##### Given information

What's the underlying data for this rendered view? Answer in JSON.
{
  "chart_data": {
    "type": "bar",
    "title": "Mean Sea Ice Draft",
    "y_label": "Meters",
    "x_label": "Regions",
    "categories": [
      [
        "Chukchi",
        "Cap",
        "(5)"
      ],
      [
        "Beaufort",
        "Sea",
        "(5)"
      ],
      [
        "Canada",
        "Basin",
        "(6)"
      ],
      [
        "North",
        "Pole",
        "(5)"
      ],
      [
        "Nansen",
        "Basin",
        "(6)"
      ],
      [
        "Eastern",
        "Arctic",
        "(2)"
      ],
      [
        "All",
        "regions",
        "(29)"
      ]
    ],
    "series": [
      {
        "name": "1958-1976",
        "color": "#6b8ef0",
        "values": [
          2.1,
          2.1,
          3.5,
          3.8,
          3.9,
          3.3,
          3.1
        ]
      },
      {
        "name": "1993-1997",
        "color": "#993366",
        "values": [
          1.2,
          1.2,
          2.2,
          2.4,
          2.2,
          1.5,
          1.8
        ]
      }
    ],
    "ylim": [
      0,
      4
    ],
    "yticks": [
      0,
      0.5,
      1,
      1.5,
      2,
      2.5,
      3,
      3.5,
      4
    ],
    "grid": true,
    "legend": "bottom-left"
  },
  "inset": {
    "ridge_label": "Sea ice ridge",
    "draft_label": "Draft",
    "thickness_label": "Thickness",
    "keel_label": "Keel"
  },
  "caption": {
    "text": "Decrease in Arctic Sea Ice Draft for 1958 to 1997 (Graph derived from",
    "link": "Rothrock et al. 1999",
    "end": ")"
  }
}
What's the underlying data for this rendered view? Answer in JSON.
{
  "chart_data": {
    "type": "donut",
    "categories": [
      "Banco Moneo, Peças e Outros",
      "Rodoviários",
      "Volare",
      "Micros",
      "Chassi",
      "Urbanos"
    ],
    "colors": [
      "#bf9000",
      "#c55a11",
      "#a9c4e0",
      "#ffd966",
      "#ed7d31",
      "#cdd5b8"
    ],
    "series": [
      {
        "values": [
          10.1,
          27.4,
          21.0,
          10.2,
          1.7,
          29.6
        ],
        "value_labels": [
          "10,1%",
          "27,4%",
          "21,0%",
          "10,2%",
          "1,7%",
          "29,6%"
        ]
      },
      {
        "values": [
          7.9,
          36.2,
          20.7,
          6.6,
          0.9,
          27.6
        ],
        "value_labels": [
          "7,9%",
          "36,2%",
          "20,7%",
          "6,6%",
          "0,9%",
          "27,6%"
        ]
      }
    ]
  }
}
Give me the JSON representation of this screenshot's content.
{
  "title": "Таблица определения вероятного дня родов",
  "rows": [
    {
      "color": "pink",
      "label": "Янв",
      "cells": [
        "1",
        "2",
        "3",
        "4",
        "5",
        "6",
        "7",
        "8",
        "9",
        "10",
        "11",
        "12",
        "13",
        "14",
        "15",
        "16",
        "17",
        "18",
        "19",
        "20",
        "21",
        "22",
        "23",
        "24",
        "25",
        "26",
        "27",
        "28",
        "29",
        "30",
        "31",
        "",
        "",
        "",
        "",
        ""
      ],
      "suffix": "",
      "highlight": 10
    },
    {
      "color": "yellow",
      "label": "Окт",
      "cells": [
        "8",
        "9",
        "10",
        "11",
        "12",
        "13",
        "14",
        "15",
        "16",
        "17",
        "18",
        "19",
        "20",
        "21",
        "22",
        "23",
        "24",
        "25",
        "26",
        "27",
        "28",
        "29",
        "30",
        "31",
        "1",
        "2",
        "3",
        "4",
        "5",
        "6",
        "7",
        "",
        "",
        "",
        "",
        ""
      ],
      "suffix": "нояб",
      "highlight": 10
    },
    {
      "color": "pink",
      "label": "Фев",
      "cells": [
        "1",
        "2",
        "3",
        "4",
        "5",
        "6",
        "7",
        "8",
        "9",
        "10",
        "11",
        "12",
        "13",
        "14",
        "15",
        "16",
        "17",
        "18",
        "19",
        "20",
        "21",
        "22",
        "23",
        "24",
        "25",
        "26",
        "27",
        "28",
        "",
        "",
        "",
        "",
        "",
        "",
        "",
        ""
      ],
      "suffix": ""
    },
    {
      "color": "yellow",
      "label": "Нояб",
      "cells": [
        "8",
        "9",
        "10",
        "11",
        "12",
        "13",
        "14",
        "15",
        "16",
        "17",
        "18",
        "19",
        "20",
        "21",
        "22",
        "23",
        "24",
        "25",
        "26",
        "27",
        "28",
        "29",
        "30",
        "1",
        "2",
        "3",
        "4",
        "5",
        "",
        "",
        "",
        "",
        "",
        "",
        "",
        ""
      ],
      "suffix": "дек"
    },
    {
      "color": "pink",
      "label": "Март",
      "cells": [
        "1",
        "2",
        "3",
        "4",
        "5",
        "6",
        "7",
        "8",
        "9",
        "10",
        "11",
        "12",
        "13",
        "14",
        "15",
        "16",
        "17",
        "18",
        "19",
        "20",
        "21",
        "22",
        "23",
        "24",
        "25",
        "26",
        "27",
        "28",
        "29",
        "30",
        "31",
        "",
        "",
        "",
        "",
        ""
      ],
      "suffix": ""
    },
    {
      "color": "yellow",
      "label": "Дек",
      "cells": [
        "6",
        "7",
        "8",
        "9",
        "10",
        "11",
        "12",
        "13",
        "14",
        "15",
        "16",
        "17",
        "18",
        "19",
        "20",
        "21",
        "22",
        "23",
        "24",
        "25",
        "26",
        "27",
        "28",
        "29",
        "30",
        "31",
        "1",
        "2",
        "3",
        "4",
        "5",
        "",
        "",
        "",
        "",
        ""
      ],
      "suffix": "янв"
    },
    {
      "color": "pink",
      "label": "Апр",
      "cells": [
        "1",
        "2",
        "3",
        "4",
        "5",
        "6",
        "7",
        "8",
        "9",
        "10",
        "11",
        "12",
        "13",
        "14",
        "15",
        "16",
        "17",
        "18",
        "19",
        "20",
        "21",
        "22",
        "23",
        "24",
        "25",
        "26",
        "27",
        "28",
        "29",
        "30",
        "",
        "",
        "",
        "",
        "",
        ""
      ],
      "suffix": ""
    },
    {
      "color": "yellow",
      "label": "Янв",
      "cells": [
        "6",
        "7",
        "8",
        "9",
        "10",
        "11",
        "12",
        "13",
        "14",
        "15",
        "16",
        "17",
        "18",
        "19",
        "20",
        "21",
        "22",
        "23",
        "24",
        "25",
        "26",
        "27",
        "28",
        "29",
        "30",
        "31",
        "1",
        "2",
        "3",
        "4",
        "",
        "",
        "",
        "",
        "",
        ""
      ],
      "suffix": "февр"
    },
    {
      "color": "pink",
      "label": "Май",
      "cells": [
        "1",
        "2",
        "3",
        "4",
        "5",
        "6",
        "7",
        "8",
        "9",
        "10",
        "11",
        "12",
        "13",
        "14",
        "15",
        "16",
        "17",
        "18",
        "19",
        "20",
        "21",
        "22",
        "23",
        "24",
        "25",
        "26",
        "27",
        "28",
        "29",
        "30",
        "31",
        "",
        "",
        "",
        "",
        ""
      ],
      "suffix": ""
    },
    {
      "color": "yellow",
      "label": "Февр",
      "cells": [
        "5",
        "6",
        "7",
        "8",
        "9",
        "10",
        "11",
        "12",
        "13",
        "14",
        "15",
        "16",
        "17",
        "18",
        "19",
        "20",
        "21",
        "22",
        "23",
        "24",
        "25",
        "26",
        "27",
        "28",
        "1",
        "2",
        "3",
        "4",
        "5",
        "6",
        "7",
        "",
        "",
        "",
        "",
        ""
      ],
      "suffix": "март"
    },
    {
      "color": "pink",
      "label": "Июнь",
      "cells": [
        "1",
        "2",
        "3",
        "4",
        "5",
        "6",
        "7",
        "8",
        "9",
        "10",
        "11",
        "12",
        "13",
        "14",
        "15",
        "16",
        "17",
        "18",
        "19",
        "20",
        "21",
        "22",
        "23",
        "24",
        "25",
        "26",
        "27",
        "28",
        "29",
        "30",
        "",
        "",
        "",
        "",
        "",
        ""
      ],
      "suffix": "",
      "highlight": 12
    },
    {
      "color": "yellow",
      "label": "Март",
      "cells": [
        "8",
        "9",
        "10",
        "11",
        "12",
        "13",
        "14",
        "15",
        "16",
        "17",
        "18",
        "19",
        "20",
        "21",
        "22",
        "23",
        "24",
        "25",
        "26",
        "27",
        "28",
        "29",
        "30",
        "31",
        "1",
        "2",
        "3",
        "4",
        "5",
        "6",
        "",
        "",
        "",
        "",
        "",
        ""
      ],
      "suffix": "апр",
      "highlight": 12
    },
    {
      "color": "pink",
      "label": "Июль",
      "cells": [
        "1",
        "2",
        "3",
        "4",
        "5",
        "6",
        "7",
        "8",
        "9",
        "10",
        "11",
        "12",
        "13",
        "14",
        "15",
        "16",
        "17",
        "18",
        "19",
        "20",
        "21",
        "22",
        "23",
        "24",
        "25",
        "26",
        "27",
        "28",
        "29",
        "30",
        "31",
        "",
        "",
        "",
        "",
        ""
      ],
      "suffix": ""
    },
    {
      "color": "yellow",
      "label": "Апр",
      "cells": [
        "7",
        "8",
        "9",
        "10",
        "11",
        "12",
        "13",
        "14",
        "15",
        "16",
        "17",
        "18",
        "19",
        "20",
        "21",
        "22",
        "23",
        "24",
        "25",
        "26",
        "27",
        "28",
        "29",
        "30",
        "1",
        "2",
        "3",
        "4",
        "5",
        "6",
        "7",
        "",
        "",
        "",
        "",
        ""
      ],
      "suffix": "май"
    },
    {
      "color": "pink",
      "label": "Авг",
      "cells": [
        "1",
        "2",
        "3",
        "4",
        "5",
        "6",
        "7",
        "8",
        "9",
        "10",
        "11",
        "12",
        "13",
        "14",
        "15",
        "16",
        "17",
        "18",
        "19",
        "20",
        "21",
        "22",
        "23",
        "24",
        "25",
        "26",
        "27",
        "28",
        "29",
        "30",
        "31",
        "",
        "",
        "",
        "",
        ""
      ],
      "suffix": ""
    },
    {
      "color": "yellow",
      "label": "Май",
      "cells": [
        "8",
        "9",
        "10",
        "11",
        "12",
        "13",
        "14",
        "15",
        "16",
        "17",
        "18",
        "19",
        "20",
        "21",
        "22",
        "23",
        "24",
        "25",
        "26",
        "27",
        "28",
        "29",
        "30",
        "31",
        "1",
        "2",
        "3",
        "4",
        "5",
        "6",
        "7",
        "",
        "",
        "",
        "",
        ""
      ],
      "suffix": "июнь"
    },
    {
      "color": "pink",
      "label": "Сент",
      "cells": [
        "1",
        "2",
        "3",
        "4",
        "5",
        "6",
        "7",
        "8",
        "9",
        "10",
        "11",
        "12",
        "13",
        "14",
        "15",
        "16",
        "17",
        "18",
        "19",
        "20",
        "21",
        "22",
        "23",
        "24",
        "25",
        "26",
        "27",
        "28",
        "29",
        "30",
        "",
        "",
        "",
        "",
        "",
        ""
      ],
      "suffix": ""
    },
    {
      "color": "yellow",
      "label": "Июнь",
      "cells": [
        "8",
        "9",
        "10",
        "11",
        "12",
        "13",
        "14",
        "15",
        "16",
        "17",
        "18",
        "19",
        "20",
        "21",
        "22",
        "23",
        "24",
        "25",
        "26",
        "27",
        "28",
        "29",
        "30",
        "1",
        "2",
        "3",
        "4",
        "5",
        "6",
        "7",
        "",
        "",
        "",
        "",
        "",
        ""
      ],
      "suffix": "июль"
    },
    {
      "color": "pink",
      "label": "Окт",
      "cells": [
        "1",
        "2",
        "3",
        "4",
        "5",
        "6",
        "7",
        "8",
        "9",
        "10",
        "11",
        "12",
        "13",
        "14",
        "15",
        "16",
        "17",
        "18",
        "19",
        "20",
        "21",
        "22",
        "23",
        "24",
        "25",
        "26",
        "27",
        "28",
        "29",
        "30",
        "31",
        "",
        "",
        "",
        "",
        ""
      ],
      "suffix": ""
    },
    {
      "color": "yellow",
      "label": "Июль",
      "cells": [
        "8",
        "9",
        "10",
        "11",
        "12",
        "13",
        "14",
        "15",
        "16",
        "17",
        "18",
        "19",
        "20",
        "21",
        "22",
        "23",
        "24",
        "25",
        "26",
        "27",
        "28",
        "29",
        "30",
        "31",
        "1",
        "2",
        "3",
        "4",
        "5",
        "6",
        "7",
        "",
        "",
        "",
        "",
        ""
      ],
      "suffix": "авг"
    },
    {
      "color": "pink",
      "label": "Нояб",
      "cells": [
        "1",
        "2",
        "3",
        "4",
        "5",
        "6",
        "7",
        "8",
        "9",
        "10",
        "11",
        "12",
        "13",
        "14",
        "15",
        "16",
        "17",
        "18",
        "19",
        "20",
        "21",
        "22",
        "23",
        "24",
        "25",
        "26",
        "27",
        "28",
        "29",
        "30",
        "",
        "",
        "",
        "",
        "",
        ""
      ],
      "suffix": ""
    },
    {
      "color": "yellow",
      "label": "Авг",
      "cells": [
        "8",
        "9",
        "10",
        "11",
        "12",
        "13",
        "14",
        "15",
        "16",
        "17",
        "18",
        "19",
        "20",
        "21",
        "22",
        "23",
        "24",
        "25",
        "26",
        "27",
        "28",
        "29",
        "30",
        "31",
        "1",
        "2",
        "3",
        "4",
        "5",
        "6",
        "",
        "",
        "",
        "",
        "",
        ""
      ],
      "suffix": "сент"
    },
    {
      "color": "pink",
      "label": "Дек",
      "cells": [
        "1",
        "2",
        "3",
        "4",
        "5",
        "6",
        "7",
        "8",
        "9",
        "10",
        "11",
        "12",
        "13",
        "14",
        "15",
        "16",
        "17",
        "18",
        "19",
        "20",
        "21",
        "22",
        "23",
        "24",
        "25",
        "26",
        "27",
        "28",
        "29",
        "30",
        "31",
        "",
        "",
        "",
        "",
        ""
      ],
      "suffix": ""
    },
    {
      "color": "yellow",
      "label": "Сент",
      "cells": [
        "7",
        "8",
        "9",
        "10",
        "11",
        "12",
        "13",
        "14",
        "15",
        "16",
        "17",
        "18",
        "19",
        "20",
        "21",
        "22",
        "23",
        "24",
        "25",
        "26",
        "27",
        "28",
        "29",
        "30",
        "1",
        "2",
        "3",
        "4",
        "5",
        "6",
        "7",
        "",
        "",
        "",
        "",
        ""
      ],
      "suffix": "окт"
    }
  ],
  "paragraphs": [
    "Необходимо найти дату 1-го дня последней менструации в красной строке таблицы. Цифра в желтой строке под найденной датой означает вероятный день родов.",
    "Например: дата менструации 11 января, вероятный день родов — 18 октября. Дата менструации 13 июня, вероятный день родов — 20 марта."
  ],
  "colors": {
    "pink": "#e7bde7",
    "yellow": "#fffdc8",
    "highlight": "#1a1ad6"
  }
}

##########

Required task
In the data above, tally the lines holding "родов" and answer with the figure only.

Task solution
3